Data extract:
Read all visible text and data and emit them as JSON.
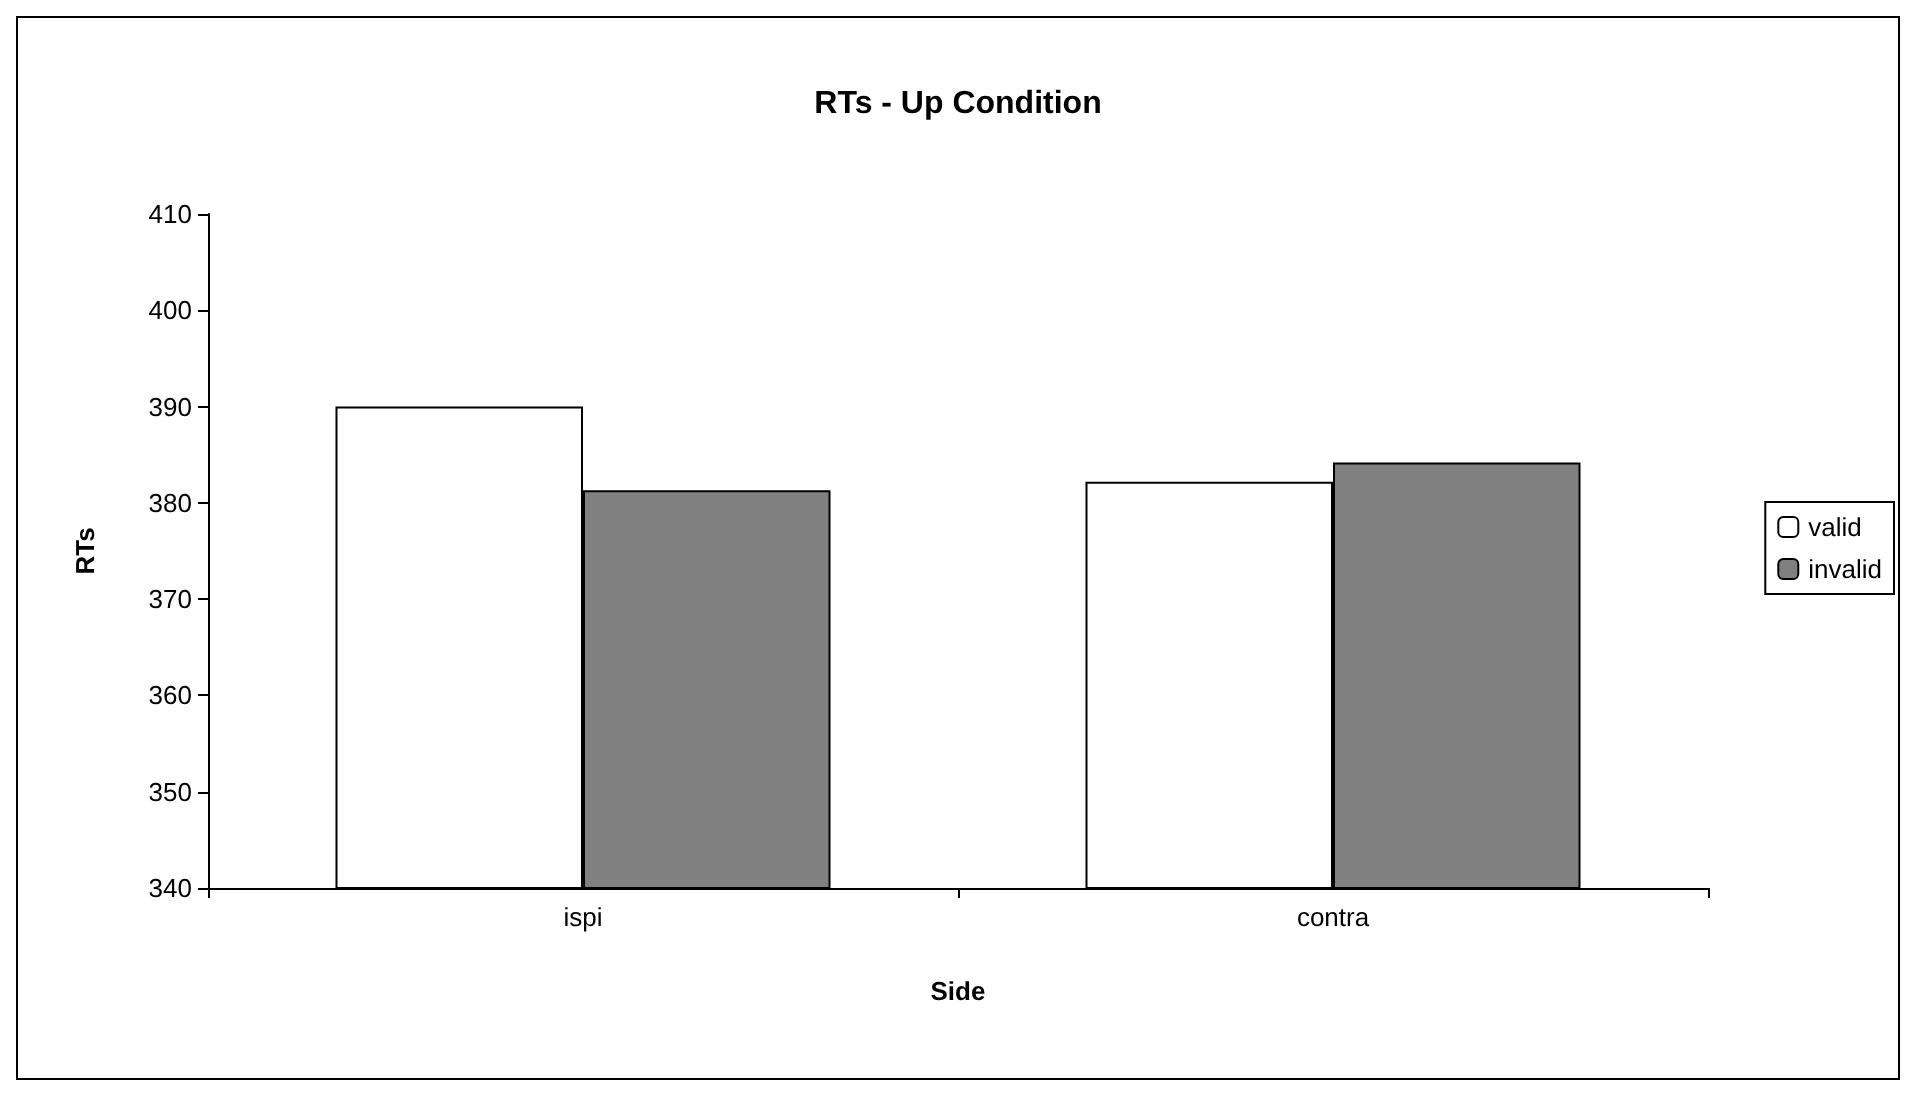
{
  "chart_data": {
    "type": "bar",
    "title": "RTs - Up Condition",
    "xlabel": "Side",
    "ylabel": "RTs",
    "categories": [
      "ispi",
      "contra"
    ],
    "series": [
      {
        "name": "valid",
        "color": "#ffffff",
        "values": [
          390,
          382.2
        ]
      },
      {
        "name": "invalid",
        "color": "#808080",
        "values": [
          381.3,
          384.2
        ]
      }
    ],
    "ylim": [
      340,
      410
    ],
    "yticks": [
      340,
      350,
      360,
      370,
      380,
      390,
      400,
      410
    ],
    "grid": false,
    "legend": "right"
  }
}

...

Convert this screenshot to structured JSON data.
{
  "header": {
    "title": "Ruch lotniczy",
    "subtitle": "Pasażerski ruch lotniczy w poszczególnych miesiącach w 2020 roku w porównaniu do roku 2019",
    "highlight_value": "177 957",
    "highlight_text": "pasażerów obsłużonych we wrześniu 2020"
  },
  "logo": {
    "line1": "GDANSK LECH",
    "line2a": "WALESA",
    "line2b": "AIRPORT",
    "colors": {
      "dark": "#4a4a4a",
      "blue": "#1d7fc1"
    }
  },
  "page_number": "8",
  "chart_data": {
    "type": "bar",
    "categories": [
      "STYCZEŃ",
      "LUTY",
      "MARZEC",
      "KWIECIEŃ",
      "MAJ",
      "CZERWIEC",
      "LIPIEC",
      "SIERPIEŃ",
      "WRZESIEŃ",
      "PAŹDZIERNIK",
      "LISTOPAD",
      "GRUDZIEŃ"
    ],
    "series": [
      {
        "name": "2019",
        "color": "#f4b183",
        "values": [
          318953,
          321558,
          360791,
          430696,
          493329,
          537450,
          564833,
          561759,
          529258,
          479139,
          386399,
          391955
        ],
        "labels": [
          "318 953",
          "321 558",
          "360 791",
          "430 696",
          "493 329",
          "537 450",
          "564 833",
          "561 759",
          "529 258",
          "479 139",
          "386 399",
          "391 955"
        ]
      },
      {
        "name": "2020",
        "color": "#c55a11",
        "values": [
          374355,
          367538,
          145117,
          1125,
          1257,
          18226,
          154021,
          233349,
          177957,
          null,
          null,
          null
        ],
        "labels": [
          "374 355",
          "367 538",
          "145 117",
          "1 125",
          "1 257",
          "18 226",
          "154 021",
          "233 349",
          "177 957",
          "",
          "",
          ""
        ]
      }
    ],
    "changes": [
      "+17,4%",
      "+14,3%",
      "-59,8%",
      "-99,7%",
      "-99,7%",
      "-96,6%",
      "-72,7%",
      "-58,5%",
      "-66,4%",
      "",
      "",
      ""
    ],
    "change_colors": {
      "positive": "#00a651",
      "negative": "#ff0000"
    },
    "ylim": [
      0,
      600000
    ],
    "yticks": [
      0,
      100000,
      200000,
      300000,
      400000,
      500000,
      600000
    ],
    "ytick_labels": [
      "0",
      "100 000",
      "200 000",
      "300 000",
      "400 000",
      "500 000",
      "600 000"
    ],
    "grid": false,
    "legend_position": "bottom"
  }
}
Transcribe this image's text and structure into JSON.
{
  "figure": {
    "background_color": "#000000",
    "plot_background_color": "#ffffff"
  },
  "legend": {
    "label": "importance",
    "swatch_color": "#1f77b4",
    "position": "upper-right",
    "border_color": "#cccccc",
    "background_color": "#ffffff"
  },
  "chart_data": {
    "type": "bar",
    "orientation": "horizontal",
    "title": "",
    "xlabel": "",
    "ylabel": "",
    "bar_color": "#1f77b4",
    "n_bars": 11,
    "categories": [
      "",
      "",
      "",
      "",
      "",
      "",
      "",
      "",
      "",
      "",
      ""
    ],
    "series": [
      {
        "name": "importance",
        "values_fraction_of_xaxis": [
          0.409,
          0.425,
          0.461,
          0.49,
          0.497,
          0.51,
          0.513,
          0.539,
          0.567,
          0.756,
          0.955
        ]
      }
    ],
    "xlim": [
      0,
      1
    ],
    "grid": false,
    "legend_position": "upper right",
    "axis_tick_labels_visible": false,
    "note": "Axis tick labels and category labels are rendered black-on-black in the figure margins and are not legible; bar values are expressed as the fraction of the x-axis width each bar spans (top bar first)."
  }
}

Given instruction:
From the entries above, copy out every line where the string "lotniczy" appears.

Solution for this task:
    "title": "Ruch lotniczy",
    "subtitle": "Pasażerski ruch lotniczy w poszczególnych miesiącach w 2020 roku w porównaniu do roku 2019",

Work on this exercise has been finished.